[WRITTEN REQUEST]: Locate each line containing the string "into" and copy it out.

[SUPPLIED DATA]:
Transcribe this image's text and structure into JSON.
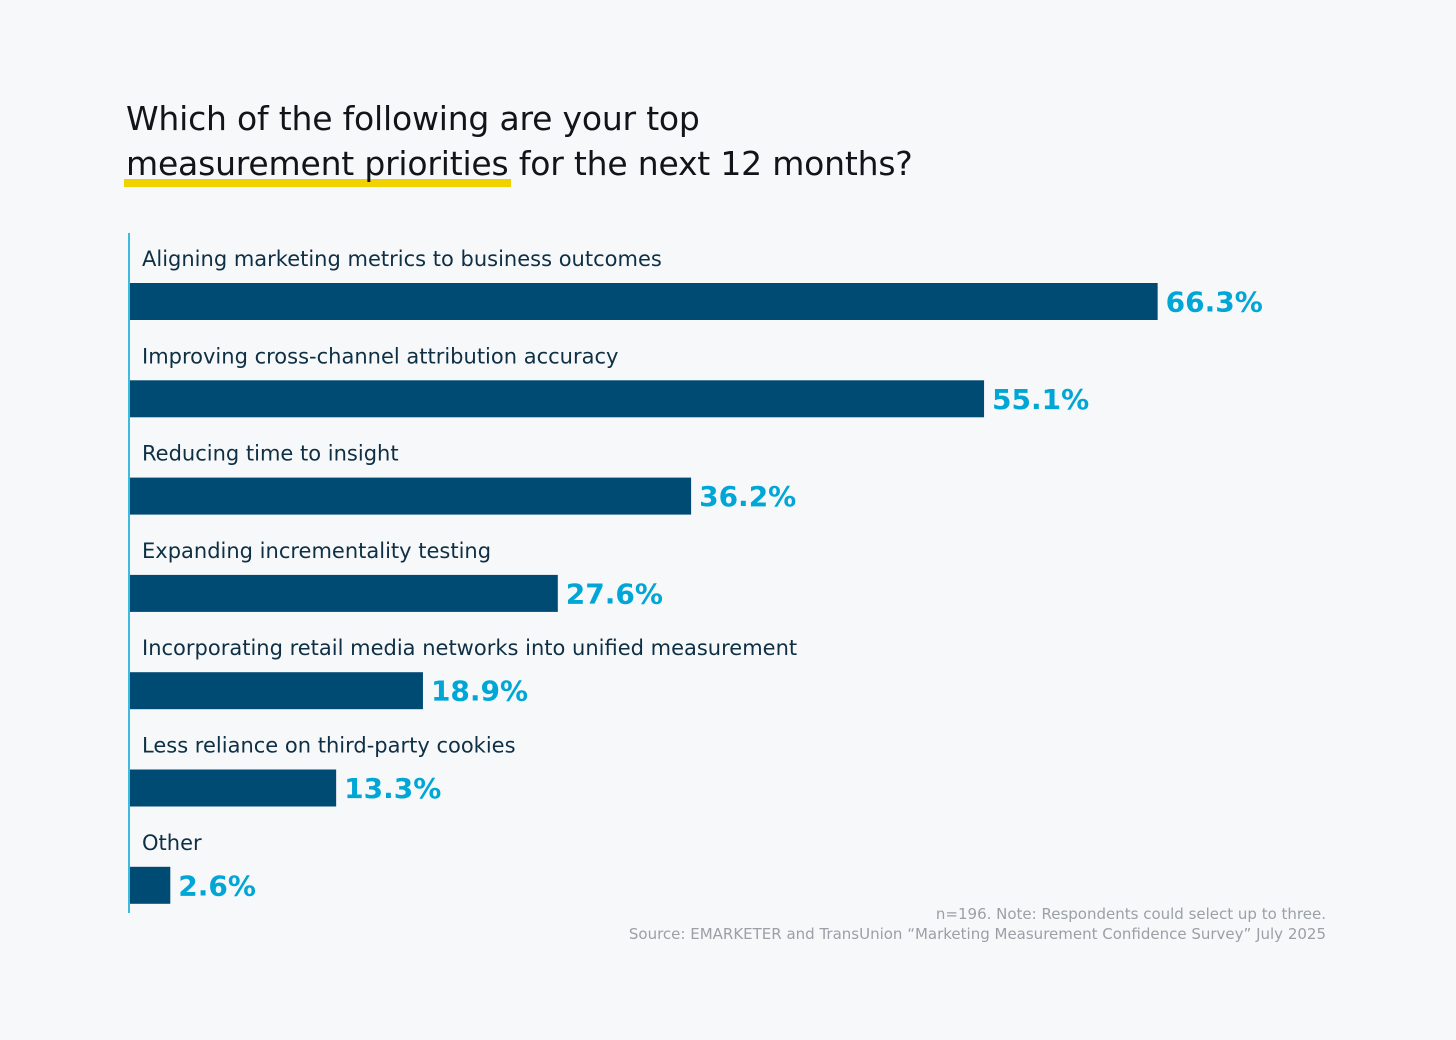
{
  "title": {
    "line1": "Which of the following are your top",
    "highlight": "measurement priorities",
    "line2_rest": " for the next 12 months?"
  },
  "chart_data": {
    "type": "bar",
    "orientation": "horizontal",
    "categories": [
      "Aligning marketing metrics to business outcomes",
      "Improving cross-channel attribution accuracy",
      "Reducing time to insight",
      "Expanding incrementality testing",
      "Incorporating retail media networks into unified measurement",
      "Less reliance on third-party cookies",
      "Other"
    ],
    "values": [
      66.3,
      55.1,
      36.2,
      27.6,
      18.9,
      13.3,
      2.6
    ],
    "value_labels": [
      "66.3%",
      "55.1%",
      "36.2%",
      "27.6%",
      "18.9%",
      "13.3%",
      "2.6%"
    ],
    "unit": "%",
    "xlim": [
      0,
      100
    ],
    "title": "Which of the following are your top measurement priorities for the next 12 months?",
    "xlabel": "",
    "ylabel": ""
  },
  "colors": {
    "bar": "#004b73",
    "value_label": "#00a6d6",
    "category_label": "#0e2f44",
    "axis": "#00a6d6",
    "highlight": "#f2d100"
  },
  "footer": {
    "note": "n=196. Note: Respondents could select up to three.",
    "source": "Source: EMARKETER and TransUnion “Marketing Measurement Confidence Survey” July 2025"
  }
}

[FULL ANSWER]:
Transcribe this image's text and structure into JSON.
      "Incorporating retail media networks into unified measurement",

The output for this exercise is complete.